-- START Document text --

The Company entered into a Credit Agreement (the “Credit Agreement”) among the Company, BMO Harris Bank N.A., as administrative agent (the “Administrative Agent”), and the lenders party thereto from time to time (the “Lenders”) on July 16, 2010. The Company amended the Credit Agreement to increase the borrowings available under the revolving loan facility from $25.0 million to $30.0 million on September 14, 2011. On April 16, 2012, the Credit Agreement was further amended to increase the letter of credit sublimit from $5.0 million to $10.0 million. The revolving loan facility remained unchanged at $30.0 million.

The Company’s Credit Agreement matures on July 16, 2013. Pursuant to the terms of its Credit Agreement, the Company is required to make mandatory prepayments on the amounts outstanding thereunder in the event that the Company receives proceeds under certain circumstances or in connection with other specified events. Future changes in the applicable interest rate affect the interest expense incurred on the Company’s outstanding indebtedness. Borrowings under the Credit Agreement bear interest at either the base rate or the LIBOR lending rate (each as defined in the Credit Agreement), as applicable, plus the applicable margin set forth in the Credit Agreement. The Company will also pay certain fees and expenses, including a (i) commitment fee equal to 0.50 percent per annum on the unused portion of the Lenders’ aggregate revolving commitment and (ii) a letter of credit fee equal to the product of the applicable margin set forth in the Credit Agreement times the face amount of the standby letters of credit and the commercial letters of credit outstanding at such time. The Credit Agreement contains customary covenants, including but not limited to financial covenants requiring the Company to maintain a Fixed Charge Coverage Ratio (as defined in the Credit Agreement) of 1.10 to 1.00 for the periods set forth in the Credit Agreement and providing that annual capital expenditures cannot exceed $3.5 million. Commencing in 2011, the Company may pay dividends to shareholders up to an aggregate amount of $1,250,000 in any fiscal year, subject to compliance with certain covenants and conditions. The Company’s Fixed Charge Coverage Ratio, which is based on adjusted EBITDA less capital expenditures and cash tax payments in relation to interest expense, for the first quarter of 2012, exceeded the required minimum ratio of 1.10 to 1.00 and all financial covenants for the three-month period ending March 31, 2012 were satisfied.

-- END Document text --
-- START Supplied information --

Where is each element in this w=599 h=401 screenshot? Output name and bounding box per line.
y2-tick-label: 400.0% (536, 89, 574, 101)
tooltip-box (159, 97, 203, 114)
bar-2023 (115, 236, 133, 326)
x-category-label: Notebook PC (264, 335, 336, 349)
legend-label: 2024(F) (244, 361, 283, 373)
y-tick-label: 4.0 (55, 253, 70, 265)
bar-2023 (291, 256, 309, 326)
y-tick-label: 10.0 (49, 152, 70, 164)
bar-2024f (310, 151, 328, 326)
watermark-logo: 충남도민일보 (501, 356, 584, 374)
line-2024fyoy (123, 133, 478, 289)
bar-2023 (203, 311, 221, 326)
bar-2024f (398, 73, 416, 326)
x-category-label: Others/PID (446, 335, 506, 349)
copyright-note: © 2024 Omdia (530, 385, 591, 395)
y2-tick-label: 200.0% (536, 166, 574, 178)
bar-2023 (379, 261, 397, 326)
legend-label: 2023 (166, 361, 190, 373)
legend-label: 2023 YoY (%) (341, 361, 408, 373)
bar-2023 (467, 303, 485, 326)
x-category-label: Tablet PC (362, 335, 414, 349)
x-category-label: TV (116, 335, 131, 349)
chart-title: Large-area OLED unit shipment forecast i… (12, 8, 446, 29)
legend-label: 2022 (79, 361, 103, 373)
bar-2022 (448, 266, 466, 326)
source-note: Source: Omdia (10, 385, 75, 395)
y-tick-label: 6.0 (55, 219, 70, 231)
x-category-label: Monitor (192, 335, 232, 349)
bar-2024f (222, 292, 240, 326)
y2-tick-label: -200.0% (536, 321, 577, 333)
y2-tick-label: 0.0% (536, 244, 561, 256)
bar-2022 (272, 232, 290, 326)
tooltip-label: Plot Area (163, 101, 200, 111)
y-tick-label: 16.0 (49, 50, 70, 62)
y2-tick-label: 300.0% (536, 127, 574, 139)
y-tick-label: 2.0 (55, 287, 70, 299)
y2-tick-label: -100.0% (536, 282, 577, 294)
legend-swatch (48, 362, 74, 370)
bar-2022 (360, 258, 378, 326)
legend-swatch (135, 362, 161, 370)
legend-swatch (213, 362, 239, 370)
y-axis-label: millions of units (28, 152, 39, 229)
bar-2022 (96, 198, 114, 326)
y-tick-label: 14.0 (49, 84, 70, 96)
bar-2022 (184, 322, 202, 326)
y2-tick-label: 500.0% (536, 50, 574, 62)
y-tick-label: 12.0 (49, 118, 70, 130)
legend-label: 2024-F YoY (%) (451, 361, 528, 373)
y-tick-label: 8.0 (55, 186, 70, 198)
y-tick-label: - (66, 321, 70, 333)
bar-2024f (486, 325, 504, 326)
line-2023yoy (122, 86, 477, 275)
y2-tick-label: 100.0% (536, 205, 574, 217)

-- END Supplied information --

* [Prompt 1]:
Quote the passage of the credit agreement text that opens with the words containing "The Company entered" and closes with "at $30.0 million.".
* [Prompt 2]:
Print the records from their first line through the line containing "line-2024fyoy (123, 133, 478, 289)", keeping every line the same.
The records have no connection to the text on the credit agreement.

* [Right answer 1]:
The Company entered into a Credit Agreement (the “Credit Agreement”) among the Company, BMO Harris Bank N.A., as administrative agent (the “Administrative Agent”), and the lenders party thereto from time to time (the “Lenders”) on July 16, 2010. The Company amended the Credit Agreement to increase the borrowings available under the revolving loan facility from $25.0 million to $30.0 million on September 14, 2011. On April 16, 2012, the Credit Agreement was further amended to increase the letter of credit sublimit from $5.0 million to $10.0 million. The revolving loan facility remained unchanged at $30.0 million.

* [Right answer 2]:
Where is each element in this w=599 h=401 screenshot? Output name and bounding box per line.
y2-tick-label: 400.0% (536, 89, 574, 101)
tooltip-box (159, 97, 203, 114)
bar-2023 (115, 236, 133, 326)
x-category-label: Notebook PC (264, 335, 336, 349)
legend-label: 2024(F) (244, 361, 283, 373)
y-tick-label: 4.0 (55, 253, 70, 265)
bar-2023 (291, 256, 309, 326)
y-tick-label: 10.0 (49, 152, 70, 164)
bar-2024f (310, 151, 328, 326)
watermark-logo: 충남도민일보 (501, 356, 584, 374)
line-2024fyoy (123, 133, 478, 289)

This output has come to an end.